-- Given entries start --

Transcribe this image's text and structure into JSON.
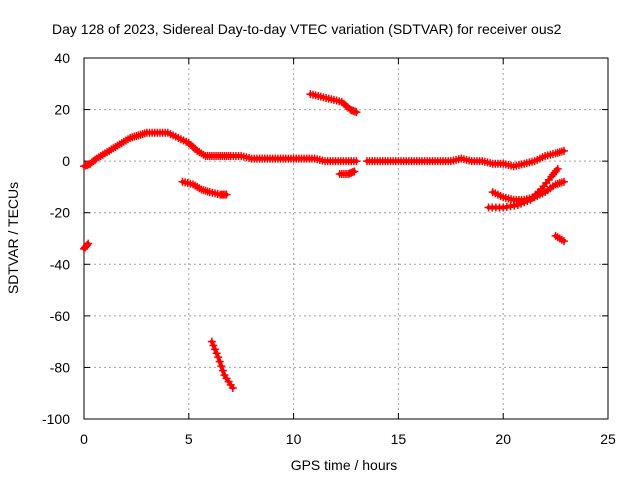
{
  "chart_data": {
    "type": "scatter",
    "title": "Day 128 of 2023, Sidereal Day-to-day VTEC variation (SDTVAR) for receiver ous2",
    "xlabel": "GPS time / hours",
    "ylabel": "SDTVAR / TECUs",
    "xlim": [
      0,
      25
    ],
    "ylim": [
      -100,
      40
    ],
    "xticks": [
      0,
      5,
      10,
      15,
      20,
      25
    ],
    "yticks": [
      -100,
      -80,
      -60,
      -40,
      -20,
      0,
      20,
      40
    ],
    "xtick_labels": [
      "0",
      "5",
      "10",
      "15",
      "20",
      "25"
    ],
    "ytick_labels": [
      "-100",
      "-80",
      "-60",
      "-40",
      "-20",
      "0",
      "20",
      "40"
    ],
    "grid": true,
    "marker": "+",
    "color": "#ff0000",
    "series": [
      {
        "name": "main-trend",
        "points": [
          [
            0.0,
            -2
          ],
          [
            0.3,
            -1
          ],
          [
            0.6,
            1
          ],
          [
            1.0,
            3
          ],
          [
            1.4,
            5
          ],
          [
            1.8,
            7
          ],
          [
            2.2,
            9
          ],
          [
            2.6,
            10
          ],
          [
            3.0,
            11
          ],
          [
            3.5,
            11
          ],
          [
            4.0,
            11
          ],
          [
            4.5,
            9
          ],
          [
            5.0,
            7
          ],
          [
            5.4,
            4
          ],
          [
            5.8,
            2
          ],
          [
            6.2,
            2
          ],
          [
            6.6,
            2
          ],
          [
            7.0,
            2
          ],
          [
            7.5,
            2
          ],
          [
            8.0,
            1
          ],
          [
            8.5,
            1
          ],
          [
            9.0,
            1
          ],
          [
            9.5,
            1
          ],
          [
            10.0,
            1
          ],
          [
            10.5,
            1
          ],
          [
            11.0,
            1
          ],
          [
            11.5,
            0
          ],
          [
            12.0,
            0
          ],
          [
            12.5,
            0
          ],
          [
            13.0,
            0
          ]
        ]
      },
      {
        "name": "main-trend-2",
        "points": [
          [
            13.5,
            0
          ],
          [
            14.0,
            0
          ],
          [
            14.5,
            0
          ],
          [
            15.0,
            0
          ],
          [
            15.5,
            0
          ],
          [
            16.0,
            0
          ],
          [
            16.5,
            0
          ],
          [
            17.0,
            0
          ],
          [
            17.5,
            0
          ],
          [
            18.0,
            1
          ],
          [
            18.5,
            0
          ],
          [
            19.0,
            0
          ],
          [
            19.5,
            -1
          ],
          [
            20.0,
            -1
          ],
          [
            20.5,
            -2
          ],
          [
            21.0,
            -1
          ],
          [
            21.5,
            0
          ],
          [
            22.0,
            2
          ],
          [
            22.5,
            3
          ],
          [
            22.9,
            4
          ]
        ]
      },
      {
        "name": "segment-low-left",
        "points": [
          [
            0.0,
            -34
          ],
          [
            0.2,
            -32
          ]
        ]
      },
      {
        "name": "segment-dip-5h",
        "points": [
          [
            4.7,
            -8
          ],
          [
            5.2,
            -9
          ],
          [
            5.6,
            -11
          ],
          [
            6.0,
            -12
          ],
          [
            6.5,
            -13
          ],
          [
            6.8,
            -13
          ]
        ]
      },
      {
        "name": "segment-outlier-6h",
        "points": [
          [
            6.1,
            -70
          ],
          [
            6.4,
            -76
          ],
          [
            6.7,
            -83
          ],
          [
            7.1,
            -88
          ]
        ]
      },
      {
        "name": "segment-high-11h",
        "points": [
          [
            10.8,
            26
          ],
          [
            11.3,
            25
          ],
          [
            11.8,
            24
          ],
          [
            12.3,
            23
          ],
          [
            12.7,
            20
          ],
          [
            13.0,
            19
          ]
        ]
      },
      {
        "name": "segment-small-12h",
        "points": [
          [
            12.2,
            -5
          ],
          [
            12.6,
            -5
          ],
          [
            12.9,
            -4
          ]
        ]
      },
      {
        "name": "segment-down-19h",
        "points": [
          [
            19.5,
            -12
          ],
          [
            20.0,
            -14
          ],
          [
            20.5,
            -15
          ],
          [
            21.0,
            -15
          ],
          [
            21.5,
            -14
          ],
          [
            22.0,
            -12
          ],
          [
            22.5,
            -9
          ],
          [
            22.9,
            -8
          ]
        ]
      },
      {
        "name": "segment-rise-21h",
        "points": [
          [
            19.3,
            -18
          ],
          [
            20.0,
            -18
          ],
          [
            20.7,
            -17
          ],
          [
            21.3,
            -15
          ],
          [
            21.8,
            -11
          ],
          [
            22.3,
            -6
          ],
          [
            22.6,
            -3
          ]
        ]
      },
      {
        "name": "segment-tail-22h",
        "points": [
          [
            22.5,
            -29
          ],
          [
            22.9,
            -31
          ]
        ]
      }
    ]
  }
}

-- Given entries end --
-- Given entries start --

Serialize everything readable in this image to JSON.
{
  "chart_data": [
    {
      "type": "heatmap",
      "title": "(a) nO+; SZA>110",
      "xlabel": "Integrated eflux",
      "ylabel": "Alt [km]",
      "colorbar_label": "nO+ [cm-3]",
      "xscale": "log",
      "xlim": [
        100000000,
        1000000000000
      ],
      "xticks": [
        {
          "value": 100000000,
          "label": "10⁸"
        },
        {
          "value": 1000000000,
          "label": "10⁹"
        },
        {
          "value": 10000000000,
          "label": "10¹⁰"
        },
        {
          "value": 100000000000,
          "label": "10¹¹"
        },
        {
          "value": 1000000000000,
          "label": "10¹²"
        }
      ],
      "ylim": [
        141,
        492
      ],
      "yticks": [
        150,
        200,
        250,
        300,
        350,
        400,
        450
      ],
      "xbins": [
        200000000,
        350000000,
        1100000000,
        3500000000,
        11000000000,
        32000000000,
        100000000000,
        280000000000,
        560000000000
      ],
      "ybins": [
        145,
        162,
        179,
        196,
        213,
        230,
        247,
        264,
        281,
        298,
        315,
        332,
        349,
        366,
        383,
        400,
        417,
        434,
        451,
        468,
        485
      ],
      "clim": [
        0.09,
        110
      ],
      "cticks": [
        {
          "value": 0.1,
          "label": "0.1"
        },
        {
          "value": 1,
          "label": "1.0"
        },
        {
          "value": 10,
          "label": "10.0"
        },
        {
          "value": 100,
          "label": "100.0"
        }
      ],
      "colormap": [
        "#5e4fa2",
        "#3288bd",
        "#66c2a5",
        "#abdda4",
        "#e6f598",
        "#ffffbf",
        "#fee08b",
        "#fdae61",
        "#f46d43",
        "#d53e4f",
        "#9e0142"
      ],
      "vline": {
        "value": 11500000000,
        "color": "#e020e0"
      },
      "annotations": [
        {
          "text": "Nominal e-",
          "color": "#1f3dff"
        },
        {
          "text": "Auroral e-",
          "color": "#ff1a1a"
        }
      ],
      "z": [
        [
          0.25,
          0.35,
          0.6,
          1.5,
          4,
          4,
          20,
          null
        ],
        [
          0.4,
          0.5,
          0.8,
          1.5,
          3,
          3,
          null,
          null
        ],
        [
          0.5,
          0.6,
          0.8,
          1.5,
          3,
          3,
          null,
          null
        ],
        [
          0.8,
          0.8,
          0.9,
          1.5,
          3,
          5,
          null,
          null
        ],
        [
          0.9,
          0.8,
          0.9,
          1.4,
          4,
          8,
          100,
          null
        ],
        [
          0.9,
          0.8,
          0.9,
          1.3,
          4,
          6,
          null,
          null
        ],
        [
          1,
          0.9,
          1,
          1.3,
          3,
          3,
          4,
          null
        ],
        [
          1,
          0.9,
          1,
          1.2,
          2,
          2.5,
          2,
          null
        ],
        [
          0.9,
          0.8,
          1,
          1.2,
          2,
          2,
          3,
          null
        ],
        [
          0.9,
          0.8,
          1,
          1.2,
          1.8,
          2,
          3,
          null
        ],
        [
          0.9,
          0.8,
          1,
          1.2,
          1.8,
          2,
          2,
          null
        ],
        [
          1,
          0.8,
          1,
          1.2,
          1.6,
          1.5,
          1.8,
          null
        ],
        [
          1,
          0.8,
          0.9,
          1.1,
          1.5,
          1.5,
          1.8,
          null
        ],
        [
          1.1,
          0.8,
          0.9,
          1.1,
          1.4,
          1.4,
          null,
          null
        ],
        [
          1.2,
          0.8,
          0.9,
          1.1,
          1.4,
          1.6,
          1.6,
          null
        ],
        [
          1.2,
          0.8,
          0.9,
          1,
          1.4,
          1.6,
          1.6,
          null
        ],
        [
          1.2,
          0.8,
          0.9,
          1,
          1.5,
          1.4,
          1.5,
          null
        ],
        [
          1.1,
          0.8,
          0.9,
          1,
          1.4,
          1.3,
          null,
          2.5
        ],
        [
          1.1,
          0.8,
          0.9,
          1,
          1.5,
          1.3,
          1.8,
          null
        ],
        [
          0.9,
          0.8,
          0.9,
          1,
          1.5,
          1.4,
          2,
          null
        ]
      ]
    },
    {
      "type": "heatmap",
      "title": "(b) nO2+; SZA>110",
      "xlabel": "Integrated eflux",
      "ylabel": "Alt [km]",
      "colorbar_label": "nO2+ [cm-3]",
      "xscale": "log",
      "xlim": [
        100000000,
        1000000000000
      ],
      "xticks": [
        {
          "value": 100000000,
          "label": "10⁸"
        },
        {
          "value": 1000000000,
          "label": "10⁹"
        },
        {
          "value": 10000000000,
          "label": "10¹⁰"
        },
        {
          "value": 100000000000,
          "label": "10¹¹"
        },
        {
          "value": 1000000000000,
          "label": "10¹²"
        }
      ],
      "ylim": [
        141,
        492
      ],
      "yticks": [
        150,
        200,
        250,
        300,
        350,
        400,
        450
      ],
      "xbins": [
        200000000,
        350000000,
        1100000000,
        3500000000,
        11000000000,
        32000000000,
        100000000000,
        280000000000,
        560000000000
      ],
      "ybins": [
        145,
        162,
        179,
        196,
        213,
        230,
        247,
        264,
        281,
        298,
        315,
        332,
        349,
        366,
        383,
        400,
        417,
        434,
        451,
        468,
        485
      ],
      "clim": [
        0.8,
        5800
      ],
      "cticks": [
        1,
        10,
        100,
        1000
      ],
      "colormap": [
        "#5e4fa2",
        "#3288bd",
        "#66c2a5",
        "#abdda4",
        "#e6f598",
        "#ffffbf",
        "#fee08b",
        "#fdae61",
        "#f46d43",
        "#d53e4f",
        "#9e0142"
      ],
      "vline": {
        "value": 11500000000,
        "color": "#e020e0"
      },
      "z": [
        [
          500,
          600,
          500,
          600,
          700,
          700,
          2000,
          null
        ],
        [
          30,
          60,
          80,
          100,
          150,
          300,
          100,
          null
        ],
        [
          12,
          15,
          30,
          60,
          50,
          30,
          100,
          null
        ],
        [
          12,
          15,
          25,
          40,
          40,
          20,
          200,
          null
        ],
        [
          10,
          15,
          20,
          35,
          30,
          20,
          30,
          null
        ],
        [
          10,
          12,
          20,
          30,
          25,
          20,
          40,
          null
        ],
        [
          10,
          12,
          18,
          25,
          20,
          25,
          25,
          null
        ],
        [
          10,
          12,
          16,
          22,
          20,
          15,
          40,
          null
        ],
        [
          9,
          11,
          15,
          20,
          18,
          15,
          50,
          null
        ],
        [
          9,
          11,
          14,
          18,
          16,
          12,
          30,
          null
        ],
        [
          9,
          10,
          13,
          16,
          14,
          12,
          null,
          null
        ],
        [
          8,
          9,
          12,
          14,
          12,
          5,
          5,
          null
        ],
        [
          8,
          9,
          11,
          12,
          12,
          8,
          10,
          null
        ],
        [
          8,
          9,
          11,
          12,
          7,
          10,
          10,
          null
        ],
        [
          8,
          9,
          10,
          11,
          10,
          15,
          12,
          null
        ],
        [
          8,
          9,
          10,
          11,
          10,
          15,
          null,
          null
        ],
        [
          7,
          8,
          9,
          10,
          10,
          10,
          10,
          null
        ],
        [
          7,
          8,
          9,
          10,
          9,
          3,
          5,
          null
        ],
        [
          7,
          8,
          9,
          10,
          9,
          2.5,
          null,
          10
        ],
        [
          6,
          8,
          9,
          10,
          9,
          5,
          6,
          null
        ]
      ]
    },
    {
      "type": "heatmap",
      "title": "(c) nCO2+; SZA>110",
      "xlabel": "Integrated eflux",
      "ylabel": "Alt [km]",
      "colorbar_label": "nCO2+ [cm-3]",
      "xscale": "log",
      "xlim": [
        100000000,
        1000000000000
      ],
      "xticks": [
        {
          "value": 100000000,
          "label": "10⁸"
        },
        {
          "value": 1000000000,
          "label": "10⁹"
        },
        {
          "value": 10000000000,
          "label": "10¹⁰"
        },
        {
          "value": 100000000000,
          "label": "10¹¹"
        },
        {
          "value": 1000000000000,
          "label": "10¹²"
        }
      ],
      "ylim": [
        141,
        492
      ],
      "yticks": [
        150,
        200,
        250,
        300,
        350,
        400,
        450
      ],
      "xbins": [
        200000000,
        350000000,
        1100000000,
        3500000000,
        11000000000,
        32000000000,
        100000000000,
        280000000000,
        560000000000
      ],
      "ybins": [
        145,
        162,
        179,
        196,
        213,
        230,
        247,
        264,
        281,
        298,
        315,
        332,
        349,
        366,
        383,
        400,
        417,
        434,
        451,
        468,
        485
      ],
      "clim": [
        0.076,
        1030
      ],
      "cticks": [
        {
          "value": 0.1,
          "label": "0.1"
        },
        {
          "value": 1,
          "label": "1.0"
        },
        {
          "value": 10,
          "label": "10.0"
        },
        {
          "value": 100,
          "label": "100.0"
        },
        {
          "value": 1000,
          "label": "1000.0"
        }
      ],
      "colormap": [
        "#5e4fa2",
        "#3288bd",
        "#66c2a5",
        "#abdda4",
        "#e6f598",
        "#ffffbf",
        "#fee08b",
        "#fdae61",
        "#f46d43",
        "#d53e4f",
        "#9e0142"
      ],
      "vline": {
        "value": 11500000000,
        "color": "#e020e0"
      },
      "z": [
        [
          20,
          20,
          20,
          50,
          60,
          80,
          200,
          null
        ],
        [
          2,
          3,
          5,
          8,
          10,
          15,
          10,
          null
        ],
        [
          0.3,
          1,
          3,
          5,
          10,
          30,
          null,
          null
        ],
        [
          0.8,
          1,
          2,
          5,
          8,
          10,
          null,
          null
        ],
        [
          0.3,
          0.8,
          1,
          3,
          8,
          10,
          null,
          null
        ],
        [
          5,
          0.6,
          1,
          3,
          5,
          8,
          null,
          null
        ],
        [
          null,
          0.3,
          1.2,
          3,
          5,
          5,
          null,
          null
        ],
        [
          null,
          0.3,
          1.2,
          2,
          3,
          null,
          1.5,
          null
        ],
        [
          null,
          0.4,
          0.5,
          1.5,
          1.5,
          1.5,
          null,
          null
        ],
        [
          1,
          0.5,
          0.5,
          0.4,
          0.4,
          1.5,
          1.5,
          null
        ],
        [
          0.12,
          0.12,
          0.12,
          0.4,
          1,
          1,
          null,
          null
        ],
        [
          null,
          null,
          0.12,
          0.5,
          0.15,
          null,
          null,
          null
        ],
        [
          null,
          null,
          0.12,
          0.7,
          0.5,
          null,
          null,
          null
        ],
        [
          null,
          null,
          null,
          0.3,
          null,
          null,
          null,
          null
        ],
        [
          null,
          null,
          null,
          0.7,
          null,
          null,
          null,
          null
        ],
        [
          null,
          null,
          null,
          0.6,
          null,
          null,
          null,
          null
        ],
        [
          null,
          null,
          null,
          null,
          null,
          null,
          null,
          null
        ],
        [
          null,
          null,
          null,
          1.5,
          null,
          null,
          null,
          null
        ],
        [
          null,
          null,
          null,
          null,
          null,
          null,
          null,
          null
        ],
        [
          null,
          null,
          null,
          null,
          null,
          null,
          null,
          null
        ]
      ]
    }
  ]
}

-- Given entries end --

What you will do » Note every line above where the string "text" shows up, and copy those lines.

Reply »
Transcribe this image's text and structure into JSON.
          "text": "Nominal e-",
          "text": "Auroral e-",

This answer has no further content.